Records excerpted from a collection
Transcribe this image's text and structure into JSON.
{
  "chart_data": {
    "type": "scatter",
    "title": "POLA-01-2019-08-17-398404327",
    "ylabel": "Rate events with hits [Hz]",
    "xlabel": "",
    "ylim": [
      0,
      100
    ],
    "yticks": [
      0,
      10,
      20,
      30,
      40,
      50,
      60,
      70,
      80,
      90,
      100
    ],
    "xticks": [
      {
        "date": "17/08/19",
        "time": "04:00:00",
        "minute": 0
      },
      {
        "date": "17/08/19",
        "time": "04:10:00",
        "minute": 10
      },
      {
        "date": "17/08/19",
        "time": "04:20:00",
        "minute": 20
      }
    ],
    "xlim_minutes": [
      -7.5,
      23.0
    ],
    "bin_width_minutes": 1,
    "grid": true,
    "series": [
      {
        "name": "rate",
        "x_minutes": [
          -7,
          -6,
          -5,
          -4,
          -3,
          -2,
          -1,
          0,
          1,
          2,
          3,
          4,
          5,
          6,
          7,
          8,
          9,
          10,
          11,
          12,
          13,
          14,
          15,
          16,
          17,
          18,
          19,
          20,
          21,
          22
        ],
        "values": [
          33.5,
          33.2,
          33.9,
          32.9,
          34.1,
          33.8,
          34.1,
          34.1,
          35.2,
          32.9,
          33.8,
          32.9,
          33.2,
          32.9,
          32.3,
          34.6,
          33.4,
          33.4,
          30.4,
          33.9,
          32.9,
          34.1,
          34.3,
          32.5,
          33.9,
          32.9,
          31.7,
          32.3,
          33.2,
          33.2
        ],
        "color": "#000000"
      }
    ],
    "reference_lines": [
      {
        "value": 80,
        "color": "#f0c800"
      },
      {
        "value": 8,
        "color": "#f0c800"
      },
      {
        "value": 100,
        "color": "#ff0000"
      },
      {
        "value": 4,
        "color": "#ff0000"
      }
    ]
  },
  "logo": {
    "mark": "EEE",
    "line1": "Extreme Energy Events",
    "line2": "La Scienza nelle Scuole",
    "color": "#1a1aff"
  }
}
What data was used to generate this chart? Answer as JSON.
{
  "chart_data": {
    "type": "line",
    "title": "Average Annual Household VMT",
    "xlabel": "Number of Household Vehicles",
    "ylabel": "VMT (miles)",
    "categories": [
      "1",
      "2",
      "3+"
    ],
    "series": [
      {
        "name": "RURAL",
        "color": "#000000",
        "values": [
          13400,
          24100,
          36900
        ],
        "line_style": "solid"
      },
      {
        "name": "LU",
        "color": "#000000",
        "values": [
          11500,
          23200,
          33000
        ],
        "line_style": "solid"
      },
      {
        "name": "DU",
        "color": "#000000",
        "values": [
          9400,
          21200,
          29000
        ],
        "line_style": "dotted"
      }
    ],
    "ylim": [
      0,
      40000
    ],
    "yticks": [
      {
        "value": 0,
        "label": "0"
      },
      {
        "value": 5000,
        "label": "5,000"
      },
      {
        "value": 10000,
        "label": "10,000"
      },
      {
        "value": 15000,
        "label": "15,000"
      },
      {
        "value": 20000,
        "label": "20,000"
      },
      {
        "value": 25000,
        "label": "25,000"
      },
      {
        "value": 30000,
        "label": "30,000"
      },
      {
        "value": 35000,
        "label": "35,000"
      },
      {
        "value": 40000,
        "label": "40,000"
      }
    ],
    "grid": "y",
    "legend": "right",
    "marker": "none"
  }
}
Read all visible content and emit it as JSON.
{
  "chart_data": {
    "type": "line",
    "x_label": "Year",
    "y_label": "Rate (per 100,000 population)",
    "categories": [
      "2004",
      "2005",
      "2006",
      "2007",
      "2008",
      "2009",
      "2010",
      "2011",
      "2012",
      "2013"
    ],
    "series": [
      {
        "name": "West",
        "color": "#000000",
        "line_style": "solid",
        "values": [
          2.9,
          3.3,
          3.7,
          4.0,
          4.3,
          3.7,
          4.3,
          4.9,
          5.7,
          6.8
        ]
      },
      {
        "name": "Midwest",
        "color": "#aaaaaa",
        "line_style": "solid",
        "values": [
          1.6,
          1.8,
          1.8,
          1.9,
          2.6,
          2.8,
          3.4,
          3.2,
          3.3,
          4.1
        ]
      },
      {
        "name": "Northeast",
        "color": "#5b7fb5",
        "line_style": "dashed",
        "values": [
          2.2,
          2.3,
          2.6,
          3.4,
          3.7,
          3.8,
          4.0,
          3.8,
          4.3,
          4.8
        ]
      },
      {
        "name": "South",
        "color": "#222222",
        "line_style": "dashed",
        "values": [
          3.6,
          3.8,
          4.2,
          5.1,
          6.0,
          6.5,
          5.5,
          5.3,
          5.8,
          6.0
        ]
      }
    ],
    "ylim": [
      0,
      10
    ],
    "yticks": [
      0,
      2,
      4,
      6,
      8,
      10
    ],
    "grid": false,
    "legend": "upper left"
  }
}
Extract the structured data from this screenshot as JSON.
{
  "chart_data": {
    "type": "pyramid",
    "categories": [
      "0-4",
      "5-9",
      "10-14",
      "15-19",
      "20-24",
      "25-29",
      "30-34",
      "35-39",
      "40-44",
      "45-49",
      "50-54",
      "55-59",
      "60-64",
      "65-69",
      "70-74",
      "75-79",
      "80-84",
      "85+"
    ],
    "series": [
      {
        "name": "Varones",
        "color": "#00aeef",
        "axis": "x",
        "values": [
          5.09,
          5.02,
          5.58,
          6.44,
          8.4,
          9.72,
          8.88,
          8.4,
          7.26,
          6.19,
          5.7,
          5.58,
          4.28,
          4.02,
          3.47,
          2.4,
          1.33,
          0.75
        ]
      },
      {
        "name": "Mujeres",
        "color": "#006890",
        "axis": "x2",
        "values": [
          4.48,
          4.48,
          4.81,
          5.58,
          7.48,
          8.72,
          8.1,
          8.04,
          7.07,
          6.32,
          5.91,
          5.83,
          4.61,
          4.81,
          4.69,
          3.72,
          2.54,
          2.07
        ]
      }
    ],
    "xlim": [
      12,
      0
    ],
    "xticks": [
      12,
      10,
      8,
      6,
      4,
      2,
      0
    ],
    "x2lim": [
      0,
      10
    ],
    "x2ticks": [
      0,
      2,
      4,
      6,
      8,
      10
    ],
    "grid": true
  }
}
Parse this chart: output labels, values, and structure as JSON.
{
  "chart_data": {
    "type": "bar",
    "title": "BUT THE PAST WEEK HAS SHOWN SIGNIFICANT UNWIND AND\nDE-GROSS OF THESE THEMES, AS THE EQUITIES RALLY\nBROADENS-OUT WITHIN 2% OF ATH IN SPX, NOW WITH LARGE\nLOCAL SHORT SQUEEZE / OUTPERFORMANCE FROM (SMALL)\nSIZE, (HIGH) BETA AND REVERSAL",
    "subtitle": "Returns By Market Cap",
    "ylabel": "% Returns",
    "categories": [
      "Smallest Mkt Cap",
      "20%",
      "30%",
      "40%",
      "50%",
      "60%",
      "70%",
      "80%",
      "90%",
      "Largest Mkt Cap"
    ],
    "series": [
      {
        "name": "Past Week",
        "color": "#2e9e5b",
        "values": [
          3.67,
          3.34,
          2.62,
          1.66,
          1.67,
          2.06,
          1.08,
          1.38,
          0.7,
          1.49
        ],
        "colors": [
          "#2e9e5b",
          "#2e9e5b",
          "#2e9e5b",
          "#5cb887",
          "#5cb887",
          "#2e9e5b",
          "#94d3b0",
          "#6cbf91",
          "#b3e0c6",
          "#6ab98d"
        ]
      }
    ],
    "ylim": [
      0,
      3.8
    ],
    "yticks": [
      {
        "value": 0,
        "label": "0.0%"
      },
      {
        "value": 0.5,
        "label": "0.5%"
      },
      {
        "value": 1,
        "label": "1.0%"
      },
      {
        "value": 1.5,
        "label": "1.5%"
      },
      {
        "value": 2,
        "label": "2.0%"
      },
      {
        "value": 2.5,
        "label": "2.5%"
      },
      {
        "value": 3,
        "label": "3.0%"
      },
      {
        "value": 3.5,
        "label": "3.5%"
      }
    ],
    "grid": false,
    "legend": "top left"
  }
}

DIRECTIVE:
Isolate the lines that hold the word "JSON" and copy all of them.

SOLUTION:
Transcribe this image's text and structure into JSON.
What data was used to generate this chart? Answer as JSON.
Read all visible content and emit it as JSON.
Extract the structured data from this screenshot as JSON.
Parse this chart: output labels, values, and structure as JSON.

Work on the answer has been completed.